WORK TO DO — Search the data for the string "What" and extract every line where it appears.
--- START ---
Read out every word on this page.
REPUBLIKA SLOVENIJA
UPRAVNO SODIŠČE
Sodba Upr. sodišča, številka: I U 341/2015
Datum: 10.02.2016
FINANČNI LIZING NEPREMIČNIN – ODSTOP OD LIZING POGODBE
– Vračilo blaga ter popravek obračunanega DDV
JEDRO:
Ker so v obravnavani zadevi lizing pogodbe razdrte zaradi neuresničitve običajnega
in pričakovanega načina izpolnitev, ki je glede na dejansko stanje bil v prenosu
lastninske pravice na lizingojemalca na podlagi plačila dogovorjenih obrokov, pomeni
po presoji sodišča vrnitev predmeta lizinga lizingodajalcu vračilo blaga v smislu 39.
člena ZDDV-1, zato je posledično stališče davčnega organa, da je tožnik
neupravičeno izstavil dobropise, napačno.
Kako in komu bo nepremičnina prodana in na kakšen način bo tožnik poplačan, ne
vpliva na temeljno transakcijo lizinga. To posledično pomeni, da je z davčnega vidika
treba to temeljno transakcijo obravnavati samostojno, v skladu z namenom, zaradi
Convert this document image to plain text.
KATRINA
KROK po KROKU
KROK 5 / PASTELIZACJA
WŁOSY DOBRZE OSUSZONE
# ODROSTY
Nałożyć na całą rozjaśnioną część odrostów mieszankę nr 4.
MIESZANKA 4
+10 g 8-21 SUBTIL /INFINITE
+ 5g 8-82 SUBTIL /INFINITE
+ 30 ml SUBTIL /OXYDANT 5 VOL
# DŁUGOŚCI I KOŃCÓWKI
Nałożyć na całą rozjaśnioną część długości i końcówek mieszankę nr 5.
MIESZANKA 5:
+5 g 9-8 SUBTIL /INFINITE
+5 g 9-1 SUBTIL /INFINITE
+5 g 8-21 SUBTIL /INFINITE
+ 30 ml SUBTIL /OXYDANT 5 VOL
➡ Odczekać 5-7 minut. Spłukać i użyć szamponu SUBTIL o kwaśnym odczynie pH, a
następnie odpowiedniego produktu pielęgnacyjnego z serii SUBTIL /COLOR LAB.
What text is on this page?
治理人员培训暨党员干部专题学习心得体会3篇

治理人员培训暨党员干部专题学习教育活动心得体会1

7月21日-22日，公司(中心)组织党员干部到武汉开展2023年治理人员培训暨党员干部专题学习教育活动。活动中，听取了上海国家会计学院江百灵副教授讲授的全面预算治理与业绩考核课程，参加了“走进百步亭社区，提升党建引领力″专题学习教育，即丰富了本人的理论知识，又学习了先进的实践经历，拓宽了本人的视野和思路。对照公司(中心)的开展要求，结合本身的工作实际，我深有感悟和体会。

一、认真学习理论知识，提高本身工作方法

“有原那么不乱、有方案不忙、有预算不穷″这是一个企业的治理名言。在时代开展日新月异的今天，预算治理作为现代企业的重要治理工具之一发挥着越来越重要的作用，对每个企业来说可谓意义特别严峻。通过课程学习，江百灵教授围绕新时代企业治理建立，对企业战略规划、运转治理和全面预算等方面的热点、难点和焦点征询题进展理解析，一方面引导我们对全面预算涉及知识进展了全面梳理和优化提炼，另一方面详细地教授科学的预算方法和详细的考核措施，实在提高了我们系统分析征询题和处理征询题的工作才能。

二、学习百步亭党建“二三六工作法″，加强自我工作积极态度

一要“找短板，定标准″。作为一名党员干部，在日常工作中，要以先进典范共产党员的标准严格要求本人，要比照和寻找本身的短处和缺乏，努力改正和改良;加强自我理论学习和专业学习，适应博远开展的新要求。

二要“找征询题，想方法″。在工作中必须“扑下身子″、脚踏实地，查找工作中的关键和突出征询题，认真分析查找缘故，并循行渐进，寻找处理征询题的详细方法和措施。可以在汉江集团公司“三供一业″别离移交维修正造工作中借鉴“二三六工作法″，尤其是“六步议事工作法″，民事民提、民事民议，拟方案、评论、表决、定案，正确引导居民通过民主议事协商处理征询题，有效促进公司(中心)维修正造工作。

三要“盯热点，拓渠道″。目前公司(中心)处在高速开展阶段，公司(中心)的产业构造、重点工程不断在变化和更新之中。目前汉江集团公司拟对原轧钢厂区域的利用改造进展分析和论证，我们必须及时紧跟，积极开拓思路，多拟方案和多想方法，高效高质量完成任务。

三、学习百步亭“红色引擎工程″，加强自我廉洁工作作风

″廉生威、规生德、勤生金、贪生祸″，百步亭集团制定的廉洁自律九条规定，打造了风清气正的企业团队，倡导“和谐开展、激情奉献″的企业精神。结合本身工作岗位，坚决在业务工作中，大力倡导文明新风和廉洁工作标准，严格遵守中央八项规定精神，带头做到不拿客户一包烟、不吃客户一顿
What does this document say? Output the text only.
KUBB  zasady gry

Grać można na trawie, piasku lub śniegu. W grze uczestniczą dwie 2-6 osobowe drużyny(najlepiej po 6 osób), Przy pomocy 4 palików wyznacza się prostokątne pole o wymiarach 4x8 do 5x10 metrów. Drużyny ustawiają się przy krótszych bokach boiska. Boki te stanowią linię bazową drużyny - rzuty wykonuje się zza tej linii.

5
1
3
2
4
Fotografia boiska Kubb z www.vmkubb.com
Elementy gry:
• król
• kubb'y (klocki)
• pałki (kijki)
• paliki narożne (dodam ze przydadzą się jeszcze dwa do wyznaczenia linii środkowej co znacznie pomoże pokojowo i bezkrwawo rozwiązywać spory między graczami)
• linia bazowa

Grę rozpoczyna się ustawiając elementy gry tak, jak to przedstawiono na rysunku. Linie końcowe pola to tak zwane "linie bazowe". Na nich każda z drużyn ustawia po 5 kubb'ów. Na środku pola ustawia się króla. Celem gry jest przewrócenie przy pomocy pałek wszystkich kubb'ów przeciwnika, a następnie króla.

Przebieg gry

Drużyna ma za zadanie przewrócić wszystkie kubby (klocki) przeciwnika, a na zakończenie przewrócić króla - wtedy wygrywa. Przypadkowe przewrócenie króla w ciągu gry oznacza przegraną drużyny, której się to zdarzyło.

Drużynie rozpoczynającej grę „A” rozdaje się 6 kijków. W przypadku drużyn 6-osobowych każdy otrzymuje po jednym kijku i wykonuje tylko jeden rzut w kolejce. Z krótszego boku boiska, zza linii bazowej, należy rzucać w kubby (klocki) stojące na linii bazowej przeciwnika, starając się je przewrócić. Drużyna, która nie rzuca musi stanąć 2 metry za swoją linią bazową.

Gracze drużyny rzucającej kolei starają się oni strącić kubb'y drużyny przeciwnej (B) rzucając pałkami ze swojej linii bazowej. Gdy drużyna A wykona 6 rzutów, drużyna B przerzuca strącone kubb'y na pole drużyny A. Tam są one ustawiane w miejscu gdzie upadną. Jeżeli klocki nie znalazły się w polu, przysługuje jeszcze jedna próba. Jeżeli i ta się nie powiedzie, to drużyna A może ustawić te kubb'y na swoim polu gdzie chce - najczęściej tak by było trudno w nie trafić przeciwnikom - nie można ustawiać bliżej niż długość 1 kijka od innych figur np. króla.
--- END ---
ANSWER FOR THIS EXERCISE —
What text is on this page?
What does this document say? Output the text only.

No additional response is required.